Rows from a figure dataset:
__________________________________________________

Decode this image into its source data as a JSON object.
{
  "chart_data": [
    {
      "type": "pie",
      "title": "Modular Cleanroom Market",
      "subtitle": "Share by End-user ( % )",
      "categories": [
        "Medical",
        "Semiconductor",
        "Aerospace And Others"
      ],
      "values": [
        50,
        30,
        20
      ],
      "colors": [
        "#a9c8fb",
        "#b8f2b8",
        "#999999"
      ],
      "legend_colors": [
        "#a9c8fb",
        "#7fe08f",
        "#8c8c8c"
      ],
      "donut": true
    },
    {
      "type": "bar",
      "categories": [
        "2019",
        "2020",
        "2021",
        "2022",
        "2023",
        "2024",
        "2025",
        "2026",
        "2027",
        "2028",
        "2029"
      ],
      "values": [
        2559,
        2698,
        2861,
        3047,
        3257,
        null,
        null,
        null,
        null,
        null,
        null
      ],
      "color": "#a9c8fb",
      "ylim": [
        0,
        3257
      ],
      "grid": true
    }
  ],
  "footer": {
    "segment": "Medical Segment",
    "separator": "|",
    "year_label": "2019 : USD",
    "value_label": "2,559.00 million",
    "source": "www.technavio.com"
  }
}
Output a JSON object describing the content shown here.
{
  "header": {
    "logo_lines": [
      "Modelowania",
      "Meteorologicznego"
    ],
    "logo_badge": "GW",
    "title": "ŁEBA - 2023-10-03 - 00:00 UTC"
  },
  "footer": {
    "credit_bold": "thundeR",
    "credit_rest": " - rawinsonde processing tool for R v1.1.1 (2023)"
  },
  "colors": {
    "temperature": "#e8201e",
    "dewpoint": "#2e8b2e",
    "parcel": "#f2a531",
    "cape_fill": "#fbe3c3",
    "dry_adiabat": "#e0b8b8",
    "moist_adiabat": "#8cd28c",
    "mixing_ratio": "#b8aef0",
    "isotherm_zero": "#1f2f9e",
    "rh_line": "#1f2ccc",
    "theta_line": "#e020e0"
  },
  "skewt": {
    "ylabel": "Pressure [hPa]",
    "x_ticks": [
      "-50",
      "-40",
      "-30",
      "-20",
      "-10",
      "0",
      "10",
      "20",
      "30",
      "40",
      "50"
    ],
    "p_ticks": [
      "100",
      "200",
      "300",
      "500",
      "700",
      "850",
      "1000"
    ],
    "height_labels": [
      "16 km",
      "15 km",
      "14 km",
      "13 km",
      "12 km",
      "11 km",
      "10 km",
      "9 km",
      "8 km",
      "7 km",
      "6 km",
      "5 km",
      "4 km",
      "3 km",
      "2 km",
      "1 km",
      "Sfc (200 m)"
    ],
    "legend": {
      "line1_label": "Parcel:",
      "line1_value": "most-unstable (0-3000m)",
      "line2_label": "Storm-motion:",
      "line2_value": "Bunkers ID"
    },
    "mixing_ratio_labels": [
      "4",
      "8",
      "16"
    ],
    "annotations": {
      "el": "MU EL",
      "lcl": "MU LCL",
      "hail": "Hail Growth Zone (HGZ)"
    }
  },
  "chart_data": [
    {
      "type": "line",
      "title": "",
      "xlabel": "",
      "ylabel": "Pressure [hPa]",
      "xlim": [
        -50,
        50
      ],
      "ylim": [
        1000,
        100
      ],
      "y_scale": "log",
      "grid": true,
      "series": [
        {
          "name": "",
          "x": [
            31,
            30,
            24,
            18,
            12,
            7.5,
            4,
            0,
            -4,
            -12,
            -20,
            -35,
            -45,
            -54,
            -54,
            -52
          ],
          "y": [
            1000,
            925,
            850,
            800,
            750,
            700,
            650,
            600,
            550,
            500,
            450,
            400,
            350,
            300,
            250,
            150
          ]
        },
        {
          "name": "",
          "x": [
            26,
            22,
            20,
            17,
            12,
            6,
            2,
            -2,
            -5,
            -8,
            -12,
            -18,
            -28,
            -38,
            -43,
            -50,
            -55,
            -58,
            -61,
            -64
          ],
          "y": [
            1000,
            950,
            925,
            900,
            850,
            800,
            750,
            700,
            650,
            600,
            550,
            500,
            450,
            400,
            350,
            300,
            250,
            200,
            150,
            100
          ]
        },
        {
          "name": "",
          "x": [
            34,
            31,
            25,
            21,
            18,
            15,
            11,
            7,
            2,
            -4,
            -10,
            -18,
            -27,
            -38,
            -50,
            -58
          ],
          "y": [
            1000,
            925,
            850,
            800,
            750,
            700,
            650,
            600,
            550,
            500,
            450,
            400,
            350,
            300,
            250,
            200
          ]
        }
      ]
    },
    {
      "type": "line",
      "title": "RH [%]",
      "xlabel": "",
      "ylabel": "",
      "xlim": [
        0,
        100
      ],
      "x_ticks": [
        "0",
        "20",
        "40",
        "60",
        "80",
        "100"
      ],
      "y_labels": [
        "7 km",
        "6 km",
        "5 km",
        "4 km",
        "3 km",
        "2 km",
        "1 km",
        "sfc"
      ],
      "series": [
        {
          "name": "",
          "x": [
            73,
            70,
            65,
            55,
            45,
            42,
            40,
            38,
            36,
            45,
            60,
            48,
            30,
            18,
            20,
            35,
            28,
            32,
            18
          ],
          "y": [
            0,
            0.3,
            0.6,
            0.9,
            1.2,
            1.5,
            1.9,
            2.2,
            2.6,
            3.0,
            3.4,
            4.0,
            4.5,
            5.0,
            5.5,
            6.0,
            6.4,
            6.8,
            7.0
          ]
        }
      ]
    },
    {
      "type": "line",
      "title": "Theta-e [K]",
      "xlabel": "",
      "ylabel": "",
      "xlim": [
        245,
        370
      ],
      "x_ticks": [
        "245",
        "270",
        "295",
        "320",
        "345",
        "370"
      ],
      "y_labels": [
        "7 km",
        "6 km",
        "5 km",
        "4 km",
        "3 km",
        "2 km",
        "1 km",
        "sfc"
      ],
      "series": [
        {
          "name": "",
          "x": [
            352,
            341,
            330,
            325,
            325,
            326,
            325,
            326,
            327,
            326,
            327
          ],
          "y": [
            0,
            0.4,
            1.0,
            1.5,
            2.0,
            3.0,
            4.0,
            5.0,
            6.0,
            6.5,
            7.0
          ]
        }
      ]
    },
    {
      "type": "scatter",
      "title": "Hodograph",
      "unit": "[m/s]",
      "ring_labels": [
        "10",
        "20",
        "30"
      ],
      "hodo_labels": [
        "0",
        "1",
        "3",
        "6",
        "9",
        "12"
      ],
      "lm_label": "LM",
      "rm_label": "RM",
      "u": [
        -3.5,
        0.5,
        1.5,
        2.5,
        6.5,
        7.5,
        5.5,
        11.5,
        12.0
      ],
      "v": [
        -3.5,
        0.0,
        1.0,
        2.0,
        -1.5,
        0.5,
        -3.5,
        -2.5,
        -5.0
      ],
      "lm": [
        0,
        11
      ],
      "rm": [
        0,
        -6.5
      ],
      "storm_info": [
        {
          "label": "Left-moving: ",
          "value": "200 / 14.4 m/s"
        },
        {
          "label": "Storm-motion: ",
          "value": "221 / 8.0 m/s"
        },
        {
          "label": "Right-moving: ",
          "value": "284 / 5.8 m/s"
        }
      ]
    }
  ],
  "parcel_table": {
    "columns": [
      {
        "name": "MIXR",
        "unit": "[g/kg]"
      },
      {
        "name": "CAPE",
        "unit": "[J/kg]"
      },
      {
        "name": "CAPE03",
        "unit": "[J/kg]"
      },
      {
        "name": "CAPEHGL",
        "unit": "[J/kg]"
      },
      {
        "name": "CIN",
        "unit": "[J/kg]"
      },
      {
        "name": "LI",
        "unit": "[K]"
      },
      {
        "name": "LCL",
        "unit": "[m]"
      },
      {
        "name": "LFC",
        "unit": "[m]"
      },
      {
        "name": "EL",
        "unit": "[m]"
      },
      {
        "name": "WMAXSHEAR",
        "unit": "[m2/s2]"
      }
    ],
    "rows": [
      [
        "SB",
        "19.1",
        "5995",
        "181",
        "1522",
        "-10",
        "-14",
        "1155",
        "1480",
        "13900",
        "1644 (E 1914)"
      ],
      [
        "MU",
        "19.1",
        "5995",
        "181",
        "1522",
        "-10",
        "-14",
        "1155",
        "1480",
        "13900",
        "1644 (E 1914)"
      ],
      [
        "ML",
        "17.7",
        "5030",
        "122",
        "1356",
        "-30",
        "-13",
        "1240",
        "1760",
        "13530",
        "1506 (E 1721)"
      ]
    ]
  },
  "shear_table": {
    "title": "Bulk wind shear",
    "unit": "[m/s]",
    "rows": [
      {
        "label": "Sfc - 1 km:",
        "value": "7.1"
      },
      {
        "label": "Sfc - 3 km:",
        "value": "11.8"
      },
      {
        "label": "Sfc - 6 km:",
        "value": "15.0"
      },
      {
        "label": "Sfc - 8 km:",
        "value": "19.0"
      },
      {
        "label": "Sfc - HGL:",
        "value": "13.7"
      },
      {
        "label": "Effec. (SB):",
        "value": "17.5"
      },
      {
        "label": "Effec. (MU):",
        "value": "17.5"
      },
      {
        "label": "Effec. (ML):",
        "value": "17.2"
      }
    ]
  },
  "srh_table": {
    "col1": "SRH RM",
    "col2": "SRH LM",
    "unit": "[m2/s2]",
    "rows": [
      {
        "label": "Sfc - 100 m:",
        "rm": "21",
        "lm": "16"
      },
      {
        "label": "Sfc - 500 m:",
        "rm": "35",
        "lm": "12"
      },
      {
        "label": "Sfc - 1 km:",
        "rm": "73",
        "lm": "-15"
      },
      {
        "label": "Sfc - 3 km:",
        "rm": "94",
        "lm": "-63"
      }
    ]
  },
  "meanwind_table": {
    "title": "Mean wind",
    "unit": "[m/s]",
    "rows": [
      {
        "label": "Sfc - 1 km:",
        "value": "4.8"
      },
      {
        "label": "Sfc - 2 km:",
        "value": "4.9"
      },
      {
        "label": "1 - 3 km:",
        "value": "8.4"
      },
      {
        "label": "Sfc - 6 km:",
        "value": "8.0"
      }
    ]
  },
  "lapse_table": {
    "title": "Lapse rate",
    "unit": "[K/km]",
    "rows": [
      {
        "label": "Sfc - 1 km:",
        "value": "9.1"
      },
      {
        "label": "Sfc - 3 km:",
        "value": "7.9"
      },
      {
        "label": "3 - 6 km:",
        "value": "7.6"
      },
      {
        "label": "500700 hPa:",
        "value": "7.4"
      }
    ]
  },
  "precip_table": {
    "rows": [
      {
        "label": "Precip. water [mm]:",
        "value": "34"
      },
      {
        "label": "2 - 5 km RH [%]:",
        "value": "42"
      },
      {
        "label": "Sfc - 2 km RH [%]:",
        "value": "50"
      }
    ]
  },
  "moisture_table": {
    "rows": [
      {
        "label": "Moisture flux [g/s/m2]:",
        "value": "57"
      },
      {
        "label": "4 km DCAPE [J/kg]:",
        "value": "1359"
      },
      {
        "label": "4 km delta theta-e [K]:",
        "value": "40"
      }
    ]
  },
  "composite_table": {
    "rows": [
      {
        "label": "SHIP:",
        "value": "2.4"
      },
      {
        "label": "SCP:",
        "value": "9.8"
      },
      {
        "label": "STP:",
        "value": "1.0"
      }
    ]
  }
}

__________________________________________________

__OBJECTIVE__
Find the lines holding "ylabel" and list every one.

__ANSWER TO THIS TASK__
    "ylabel": "Pressure [hPa]",
      "ylabel": "Pressure [hPa]",
      "ylabel": "",
      "ylabel": "",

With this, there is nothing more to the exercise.